BEGIN Source data

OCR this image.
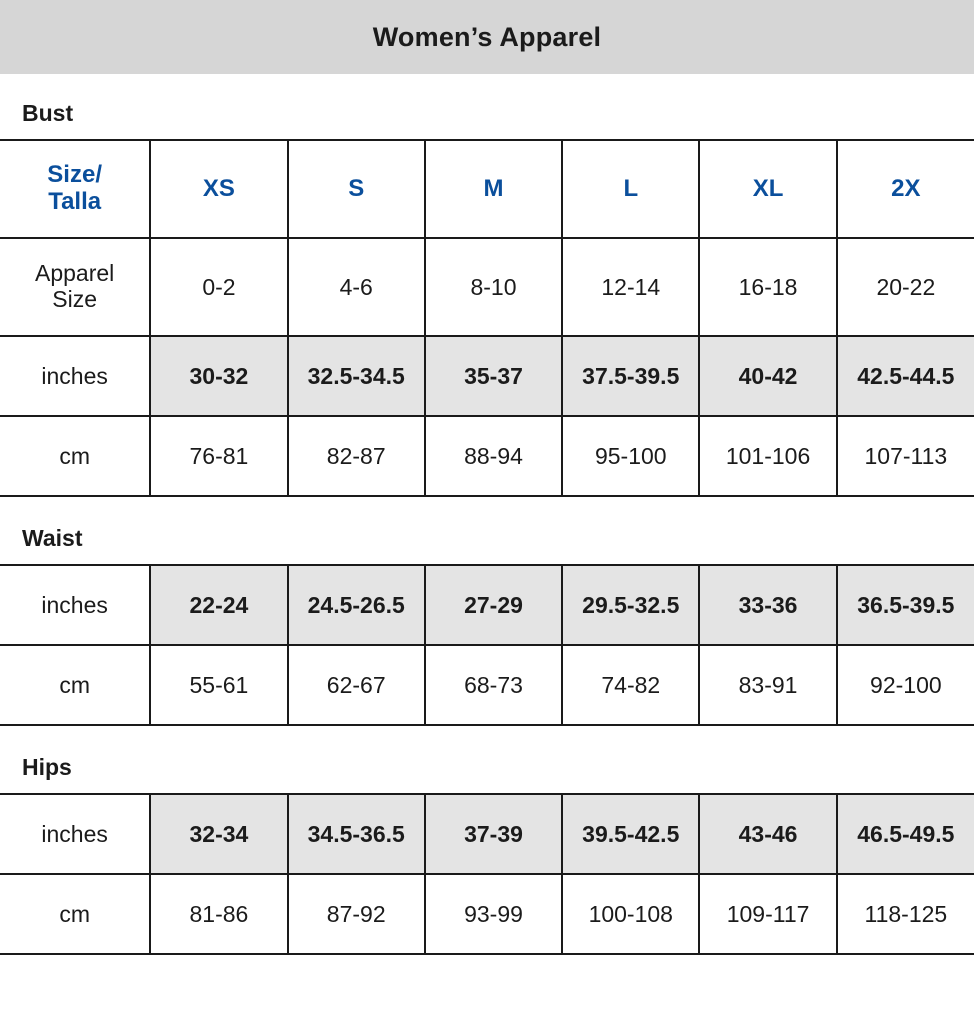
Women’s Apparel
Bust
Size/
Talla	XS	S	M	L	XL	2X

Apparel
Size	0-2	4-6	8-10	12-14	16-18	20-22
inches	30-32	32.5-34.5	35-37	37.5-39.5	40-42	42.5-44.5
cm	76-81	82-87	88-94	95-100	101-106	107-113
Waist
inches	22-24	24.5-26.5	27-29	29.5-32.5	33-36	36.5-39.5
cm	55-61	62-67	68-73	74-82	83-91	92-100
Hips
inches	32-34	34.5-36.5	37-39	39.5-42.5	43-46	46.5-49.5
cm	81-86	87-92	93-99	100-108	109-117	118-125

END Source data

Your objective:
Can you restate all the records above word for word while dropping the pictures?

Complete answer:
OCR this image.
Women’s Apparel
Bust
Size/
Talla	XS	S	M	L	XL	2X

Apparel
Size	0-2	4-6	8-10	12-14	16-18	20-22
inches	30-32	32.5-34.5	35-37	37.5-39.5	40-42	42.5-44.5
cm	76-81	82-87	88-94	95-100	101-106	107-113
Waist
inches	22-24	24.5-26.5	27-29	29.5-32.5	33-36	36.5-39.5
cm	55-61	62-67	68-73	74-82	83-91	92-100
Hips
inches	32-34	34.5-36.5	37-39	39.5-42.5	43-46	46.5-49.5
cm	81-86	87-92	93-99	100-108	109-117	118-125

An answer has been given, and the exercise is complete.